WORK REQUIRED:
Within the records below, filter for lines carrying the word "Tagln" and copy them.

EXTRACTED INFORMATION:
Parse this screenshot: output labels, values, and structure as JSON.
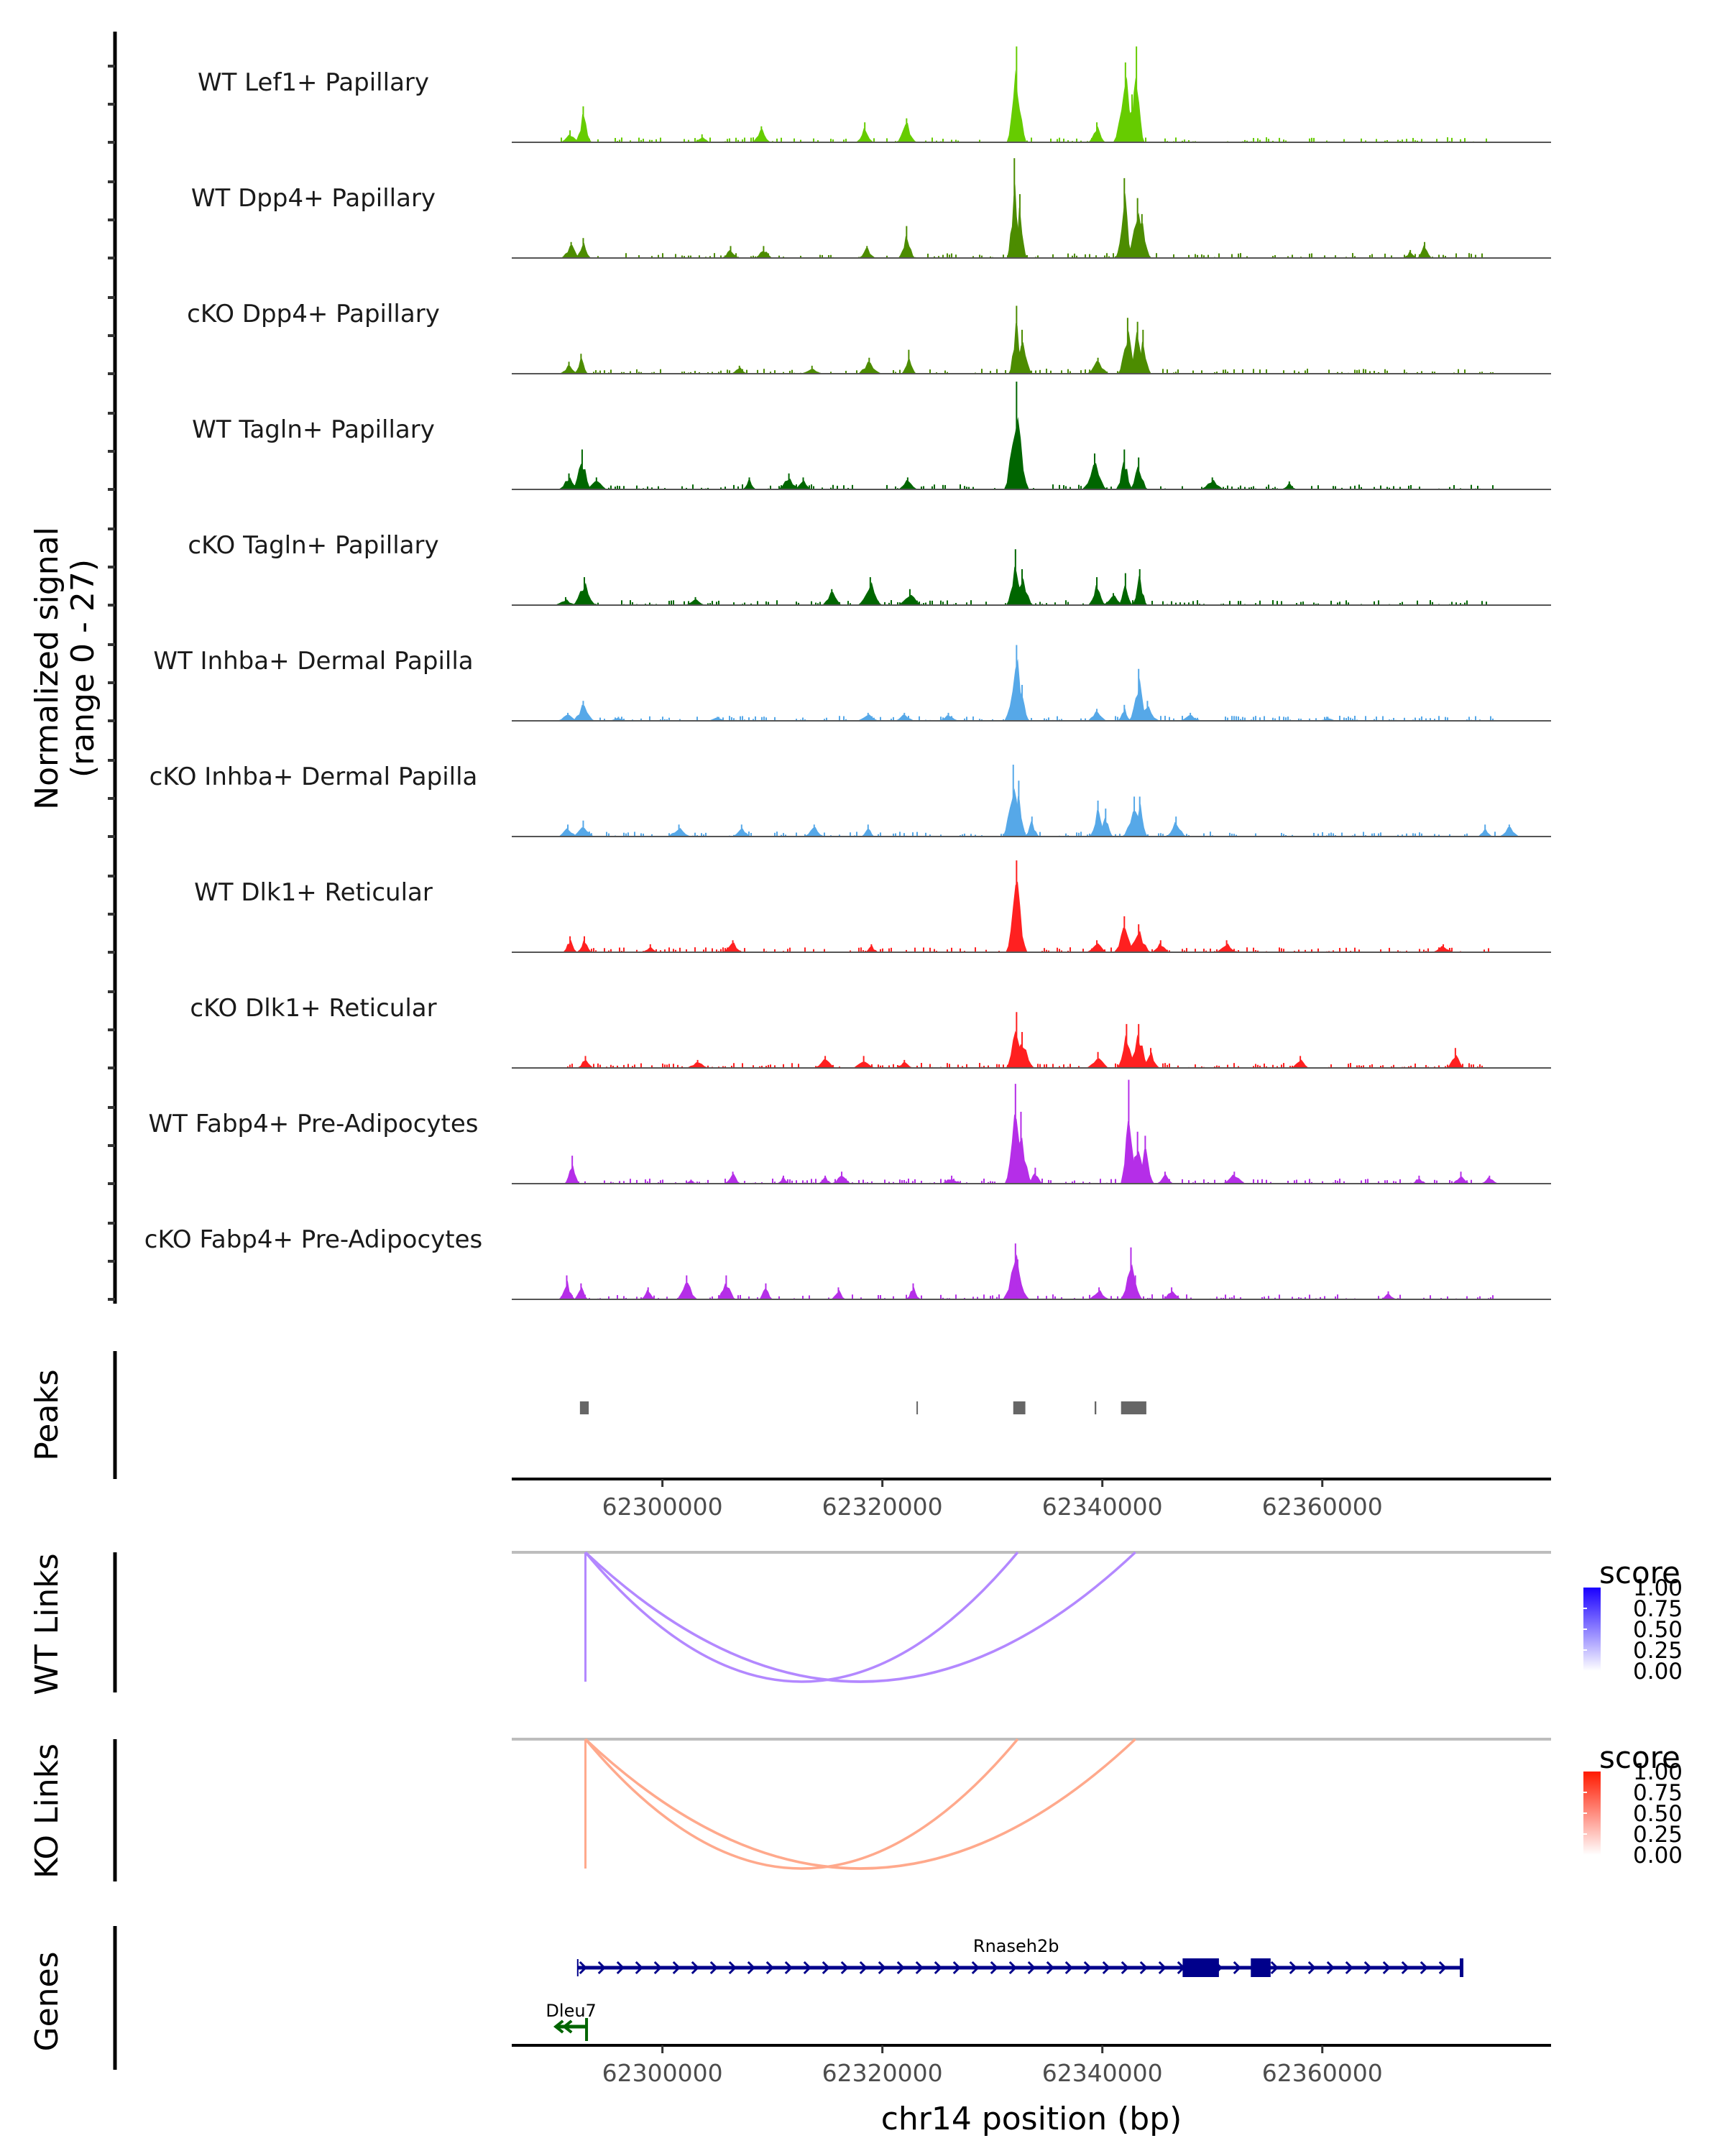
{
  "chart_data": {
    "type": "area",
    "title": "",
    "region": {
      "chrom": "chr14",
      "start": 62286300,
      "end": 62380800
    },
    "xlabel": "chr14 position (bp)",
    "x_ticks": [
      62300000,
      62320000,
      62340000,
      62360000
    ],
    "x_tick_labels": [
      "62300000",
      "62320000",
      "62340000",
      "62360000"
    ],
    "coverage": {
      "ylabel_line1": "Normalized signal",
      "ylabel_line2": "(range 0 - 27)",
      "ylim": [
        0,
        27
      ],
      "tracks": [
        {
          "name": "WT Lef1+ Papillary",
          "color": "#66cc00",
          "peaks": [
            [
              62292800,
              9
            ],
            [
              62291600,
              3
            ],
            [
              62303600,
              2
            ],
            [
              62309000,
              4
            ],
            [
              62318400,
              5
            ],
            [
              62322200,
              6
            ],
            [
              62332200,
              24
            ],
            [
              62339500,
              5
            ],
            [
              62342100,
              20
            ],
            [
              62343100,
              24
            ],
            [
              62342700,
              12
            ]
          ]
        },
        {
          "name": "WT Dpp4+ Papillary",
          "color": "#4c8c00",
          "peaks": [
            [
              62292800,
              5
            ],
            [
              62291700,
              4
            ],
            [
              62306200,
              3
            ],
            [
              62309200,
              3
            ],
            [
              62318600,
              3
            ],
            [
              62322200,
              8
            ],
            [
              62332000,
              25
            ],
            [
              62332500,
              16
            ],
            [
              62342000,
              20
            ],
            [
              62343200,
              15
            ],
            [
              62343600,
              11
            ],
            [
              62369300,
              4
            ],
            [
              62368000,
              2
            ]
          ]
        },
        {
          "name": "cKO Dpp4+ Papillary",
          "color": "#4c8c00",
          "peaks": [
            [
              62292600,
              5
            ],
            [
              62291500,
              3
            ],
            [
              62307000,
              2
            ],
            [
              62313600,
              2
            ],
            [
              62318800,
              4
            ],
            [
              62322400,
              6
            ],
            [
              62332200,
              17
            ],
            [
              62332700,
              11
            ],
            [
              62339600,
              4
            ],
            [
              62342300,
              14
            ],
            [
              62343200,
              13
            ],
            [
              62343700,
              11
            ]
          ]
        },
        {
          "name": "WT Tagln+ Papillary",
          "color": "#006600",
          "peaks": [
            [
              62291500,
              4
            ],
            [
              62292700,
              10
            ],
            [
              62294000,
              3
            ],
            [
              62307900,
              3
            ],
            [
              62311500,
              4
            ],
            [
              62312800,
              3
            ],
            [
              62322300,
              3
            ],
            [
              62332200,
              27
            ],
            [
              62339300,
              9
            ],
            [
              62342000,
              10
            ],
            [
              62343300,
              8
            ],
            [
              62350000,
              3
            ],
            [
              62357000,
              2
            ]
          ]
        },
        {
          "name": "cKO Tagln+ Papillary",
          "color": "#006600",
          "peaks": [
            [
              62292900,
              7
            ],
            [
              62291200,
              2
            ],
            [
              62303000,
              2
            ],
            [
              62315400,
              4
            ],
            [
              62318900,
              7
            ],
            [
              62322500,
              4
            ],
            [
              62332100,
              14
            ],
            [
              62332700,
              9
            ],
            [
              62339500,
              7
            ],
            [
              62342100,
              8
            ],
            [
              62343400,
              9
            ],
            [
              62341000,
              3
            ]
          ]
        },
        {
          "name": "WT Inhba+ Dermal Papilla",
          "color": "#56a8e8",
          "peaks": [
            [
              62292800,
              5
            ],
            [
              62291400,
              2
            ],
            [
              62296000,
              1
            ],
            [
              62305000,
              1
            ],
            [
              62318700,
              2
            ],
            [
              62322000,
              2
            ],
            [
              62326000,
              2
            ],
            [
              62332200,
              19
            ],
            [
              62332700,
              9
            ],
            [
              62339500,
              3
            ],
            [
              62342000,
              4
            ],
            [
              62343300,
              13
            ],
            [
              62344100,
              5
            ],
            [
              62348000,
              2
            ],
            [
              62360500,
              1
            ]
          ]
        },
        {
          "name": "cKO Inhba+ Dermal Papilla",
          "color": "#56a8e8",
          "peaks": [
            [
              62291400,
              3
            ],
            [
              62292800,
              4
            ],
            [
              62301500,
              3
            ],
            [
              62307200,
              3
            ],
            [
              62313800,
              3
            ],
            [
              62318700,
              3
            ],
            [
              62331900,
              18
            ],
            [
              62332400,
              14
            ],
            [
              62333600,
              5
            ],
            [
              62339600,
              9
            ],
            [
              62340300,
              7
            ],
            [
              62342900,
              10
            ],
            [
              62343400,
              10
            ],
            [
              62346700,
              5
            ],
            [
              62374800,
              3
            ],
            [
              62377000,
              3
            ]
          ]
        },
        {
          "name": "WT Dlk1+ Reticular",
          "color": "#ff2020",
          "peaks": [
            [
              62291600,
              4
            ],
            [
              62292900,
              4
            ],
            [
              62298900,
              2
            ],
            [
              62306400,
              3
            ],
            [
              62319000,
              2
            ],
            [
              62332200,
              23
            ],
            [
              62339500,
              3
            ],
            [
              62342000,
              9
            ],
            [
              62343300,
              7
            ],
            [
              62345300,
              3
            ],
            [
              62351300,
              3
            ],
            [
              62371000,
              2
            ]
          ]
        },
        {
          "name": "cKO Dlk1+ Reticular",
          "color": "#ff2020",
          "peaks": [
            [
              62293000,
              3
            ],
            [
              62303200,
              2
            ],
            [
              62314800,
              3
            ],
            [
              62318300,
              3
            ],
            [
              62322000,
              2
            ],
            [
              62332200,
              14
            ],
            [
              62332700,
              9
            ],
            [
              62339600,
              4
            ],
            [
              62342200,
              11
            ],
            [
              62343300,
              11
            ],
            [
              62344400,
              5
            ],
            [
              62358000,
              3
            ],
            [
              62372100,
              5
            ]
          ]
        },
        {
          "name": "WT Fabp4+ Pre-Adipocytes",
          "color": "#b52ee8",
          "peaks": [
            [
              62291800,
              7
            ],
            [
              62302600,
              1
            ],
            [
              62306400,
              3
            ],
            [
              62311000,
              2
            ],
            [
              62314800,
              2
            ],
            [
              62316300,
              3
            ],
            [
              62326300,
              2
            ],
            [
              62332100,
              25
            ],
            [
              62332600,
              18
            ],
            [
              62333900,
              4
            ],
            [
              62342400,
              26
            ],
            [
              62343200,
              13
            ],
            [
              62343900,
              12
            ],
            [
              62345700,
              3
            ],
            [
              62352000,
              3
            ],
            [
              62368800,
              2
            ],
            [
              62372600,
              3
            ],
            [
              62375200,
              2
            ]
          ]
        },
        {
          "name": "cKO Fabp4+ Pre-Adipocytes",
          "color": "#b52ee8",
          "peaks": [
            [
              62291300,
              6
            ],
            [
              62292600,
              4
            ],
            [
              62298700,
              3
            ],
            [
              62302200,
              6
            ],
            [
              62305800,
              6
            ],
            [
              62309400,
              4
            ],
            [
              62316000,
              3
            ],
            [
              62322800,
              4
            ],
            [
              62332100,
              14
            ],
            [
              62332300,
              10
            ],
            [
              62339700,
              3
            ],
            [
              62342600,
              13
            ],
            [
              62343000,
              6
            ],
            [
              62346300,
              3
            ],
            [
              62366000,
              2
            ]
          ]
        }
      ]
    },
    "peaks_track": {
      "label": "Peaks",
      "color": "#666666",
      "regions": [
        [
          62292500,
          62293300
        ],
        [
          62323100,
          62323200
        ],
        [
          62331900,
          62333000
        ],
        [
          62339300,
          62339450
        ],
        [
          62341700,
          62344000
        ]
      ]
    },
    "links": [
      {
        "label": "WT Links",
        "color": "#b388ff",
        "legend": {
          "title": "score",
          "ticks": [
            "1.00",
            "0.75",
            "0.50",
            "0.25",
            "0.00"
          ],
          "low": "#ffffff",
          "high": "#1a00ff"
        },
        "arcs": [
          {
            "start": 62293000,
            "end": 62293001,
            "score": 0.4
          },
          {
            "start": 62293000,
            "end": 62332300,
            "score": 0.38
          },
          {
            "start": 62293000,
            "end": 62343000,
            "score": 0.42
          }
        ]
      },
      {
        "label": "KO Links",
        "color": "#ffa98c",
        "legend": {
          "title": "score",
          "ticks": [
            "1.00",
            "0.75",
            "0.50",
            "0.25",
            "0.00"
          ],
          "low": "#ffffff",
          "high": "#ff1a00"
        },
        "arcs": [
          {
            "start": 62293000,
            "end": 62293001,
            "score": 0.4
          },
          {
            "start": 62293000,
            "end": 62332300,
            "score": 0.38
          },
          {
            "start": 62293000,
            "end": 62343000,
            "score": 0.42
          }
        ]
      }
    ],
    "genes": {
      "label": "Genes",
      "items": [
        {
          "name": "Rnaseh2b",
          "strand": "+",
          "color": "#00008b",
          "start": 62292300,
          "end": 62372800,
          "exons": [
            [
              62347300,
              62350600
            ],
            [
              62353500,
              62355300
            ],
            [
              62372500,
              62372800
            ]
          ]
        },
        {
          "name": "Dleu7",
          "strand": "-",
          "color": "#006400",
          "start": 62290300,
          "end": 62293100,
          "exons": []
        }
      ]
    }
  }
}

RESULT FOR THIS EXERCISE:
          "name": "WT Tagln+ Papillary",
          "name": "cKO Tagln+ Papillary",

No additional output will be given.